## TASK TO CARRY OUT
Look through the data for the string "Exchange". Copy every line where it is found.

*** MATERIAL FOR THIS TASK ***

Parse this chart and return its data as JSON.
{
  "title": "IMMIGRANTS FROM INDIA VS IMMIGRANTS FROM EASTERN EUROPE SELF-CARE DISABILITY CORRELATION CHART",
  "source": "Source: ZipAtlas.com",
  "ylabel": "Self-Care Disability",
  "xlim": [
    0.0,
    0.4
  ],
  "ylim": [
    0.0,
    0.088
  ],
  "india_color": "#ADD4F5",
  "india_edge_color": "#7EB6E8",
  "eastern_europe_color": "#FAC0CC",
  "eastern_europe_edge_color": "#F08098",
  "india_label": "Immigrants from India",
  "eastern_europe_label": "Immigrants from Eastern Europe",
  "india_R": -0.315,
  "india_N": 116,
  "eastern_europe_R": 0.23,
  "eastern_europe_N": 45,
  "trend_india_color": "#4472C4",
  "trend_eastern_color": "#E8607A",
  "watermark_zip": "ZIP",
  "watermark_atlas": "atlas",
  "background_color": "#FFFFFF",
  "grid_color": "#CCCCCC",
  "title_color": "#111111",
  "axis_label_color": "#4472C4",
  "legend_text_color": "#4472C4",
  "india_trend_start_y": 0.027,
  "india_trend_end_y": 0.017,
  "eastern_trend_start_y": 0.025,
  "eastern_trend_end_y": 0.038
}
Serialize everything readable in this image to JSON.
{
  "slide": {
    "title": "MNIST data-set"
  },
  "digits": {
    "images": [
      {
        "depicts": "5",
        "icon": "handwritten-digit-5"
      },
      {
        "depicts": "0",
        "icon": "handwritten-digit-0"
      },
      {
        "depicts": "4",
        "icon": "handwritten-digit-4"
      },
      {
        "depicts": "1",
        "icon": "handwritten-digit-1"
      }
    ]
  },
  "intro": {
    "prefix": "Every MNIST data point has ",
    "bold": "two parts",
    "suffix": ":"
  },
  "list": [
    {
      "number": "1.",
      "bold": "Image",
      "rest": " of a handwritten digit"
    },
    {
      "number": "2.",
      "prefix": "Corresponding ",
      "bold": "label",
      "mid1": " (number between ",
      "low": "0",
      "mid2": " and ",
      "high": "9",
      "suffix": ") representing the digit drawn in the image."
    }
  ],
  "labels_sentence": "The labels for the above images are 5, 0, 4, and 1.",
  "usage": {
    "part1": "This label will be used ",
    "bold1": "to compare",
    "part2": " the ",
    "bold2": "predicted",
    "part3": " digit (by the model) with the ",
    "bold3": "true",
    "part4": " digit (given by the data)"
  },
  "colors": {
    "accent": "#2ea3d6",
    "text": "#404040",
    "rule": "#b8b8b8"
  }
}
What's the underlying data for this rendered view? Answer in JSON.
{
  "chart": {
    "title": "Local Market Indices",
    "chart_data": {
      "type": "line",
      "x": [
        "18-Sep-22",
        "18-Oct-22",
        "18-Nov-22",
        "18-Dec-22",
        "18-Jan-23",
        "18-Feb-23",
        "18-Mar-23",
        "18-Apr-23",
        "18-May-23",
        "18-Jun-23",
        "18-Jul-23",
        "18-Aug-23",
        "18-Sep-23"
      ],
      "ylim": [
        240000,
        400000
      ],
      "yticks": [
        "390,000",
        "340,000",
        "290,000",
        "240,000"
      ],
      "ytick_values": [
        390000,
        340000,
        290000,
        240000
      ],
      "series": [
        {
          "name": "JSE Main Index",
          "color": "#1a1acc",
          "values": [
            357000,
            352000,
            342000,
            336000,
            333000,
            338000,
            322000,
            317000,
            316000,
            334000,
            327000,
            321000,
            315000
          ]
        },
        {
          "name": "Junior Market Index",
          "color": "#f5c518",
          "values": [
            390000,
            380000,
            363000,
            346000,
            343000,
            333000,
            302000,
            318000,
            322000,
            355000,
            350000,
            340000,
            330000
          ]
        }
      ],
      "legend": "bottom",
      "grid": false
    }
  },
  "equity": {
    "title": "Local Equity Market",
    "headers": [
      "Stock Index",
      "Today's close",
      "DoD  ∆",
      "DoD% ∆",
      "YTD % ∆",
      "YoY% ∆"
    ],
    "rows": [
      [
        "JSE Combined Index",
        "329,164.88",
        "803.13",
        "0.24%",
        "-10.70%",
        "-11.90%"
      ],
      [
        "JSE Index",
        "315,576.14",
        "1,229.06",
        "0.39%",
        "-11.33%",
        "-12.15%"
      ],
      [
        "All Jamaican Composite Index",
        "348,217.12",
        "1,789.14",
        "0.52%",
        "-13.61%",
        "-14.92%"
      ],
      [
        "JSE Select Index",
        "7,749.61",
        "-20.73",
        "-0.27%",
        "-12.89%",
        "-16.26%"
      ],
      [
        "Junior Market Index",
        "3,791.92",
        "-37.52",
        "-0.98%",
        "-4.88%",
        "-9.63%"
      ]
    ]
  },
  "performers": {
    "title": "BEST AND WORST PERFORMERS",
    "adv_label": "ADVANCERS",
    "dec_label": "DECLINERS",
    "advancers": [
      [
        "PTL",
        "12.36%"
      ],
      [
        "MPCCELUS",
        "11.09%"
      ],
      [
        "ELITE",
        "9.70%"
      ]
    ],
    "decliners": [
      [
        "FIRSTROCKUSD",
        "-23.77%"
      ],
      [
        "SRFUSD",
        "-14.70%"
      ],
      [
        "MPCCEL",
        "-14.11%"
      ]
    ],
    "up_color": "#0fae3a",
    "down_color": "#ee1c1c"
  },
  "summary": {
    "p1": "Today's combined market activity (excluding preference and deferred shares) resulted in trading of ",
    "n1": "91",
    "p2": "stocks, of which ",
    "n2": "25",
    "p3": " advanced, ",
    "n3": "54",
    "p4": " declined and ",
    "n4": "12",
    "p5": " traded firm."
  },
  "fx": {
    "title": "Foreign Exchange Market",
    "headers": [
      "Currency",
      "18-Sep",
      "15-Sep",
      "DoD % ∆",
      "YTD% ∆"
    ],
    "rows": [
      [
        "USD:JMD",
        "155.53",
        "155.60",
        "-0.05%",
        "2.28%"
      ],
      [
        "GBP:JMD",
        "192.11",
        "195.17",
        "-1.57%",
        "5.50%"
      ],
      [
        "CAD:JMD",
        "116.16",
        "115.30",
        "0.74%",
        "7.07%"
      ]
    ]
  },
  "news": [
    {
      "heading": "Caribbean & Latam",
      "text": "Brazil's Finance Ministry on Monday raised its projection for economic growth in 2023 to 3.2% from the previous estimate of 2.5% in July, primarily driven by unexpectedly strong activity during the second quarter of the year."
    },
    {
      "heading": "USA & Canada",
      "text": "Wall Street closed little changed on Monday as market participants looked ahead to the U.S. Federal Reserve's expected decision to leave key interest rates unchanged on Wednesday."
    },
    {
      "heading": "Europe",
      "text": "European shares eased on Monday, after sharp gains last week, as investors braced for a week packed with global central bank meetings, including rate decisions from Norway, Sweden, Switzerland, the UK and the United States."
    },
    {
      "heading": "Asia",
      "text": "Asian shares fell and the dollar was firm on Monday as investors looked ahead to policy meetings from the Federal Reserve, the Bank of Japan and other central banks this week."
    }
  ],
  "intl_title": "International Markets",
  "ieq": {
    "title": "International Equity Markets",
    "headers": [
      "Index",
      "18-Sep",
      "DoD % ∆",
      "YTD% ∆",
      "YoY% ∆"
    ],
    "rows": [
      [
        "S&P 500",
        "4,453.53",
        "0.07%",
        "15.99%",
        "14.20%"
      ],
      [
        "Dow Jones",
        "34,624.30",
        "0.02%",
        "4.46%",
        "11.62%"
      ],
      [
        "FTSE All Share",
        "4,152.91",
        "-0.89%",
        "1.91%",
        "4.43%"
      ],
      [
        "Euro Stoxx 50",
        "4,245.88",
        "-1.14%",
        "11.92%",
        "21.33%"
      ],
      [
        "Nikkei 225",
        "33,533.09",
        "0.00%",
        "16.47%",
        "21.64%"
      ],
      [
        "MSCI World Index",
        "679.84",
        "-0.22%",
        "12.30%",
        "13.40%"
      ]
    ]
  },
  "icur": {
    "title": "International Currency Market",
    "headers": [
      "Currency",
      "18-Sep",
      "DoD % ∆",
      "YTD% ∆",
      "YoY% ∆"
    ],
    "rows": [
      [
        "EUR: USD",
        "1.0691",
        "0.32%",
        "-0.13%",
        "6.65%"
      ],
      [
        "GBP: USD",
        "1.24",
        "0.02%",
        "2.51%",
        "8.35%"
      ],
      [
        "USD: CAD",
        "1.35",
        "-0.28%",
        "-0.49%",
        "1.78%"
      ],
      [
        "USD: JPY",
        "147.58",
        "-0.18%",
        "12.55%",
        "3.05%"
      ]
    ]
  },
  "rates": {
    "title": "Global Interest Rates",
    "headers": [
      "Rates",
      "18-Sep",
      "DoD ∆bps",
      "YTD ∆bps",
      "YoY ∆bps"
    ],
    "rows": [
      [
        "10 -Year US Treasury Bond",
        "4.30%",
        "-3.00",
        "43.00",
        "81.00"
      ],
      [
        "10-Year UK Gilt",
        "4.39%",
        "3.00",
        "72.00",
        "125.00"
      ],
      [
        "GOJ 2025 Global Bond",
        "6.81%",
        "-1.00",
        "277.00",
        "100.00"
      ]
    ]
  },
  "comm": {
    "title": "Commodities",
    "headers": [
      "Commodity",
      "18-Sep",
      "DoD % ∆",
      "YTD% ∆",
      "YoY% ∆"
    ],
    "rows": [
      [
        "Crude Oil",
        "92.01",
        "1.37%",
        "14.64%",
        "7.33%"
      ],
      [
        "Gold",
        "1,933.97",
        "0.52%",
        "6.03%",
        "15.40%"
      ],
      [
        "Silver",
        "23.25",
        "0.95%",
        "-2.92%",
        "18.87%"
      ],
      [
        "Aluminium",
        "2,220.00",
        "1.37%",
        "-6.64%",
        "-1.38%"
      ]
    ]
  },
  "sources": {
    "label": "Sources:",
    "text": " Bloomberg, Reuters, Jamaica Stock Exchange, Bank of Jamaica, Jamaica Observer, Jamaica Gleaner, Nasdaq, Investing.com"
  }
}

***

## EXERCISE SOLUTION
    "title": "Foreign Exchange Market",
    "text": " Bloomberg, Reuters, Jamaica Stock Exchange, Bank of Jamaica, Jamaica Observer, Jamaica Gleaner, Nasdaq, Investing.com"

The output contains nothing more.